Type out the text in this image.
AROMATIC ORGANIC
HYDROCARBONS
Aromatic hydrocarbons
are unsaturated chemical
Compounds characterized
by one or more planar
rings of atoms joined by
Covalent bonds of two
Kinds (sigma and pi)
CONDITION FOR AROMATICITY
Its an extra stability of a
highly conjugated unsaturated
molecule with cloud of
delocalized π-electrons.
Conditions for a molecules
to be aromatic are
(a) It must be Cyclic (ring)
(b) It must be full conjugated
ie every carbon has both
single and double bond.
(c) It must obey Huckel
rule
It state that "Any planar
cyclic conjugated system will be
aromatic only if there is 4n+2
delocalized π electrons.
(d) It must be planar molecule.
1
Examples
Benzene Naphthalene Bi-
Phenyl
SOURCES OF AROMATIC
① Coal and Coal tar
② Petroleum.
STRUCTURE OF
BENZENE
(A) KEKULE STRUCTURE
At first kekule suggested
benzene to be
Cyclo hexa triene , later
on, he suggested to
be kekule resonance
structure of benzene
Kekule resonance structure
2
--- --- ---
● **SHORT PROBLEM**
Repeat the data precisely, line by line.

● **TASK SOLUTION**
Type out the text in this image.
AROMATIC ORGANIC
HYDROCARBONS
Aromatic hydrocarbons
are unsaturated chemical
Compounds characterized
by one or more planar
rings of atoms joined by
Covalent bonds of two
Kinds (sigma and pi)
CONDITION FOR AROMATICITY
Its an extra stability of a
highly conjugated unsaturated
molecule with cloud of
delocalized π-electrons.
Conditions for a molecules
to be aromatic are
(a) It must be Cyclic (ring)
(b) It must be full conjugated
ie every carbon has both
single and double bond.
(c) It must obey Huckel
rule
It state that "Any planar
cyclic conjugated system will be
aromatic only if there is 4n+2
delocalized π electrons.
(d) It must be planar molecule.
1
Examples
Benzene Naphthalene Bi-
Phenyl
SOURCES OF AROMATIC
① Coal and Coal tar
② Petroleum.
STRUCTURE OF
BENZENE
(A) KEKULE STRUCTURE
At first kekule suggested
benzene to be
Cyclo hexa triene , later
on, he suggested to
be kekule resonance
structure of benzene
Kekule resonance structure
2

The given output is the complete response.